__Problem__
State the number of lines that include the string "รสเฝ", and write nothing else.

__Given entries__

↓

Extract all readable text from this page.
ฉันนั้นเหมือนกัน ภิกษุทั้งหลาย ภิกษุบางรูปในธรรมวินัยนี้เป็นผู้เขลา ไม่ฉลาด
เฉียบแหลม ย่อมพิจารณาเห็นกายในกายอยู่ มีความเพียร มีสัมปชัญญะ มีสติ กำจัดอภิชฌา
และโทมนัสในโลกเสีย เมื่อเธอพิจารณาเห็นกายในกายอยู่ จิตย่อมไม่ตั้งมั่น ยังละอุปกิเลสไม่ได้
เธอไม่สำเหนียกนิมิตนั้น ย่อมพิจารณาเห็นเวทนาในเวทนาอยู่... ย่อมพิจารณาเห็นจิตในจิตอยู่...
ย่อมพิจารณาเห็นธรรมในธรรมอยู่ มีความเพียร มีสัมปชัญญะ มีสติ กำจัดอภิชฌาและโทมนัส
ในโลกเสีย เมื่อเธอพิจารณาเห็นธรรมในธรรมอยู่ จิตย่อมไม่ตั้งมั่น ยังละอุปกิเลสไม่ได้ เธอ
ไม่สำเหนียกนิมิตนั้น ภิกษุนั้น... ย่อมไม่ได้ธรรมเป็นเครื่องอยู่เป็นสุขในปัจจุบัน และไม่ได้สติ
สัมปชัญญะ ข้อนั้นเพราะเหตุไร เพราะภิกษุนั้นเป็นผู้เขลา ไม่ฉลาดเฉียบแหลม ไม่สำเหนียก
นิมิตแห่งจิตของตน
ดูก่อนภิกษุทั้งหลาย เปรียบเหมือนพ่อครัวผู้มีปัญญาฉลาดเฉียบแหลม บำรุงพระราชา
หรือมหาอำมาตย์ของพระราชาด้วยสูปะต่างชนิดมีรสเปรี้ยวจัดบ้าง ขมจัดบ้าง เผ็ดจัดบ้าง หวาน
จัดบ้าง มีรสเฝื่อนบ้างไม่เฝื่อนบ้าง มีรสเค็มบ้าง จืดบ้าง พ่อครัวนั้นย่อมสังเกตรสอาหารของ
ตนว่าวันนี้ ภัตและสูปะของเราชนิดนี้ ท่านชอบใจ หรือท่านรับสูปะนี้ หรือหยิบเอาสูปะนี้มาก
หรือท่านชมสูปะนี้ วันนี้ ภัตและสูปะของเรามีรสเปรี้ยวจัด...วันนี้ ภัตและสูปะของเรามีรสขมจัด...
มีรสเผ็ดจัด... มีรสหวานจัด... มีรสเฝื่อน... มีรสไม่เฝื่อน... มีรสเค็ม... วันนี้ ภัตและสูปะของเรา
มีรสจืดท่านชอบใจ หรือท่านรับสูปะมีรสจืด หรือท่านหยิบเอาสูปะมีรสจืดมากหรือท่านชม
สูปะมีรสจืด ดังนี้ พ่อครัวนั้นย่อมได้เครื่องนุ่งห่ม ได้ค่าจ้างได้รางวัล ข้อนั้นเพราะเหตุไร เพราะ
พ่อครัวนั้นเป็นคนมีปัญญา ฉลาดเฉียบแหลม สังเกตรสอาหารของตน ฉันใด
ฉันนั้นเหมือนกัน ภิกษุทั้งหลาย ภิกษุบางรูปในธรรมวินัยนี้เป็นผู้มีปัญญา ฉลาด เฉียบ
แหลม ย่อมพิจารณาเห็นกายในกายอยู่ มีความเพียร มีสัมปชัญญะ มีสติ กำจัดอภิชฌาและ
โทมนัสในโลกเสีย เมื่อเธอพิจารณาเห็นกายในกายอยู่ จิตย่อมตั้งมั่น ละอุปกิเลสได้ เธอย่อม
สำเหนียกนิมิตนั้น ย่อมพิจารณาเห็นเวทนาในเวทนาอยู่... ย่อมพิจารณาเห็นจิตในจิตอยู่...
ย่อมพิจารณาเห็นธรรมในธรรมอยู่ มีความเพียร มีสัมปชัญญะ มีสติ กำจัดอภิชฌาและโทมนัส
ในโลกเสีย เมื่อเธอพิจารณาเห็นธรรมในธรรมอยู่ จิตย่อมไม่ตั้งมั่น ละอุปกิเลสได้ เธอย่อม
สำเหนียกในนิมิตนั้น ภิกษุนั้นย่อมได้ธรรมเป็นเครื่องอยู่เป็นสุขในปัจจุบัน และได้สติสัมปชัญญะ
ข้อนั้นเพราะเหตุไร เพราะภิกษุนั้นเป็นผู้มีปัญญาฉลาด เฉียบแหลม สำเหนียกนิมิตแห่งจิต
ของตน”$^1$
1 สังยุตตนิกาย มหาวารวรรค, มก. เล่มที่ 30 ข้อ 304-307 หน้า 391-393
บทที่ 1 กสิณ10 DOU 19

↑

__Written solution__
2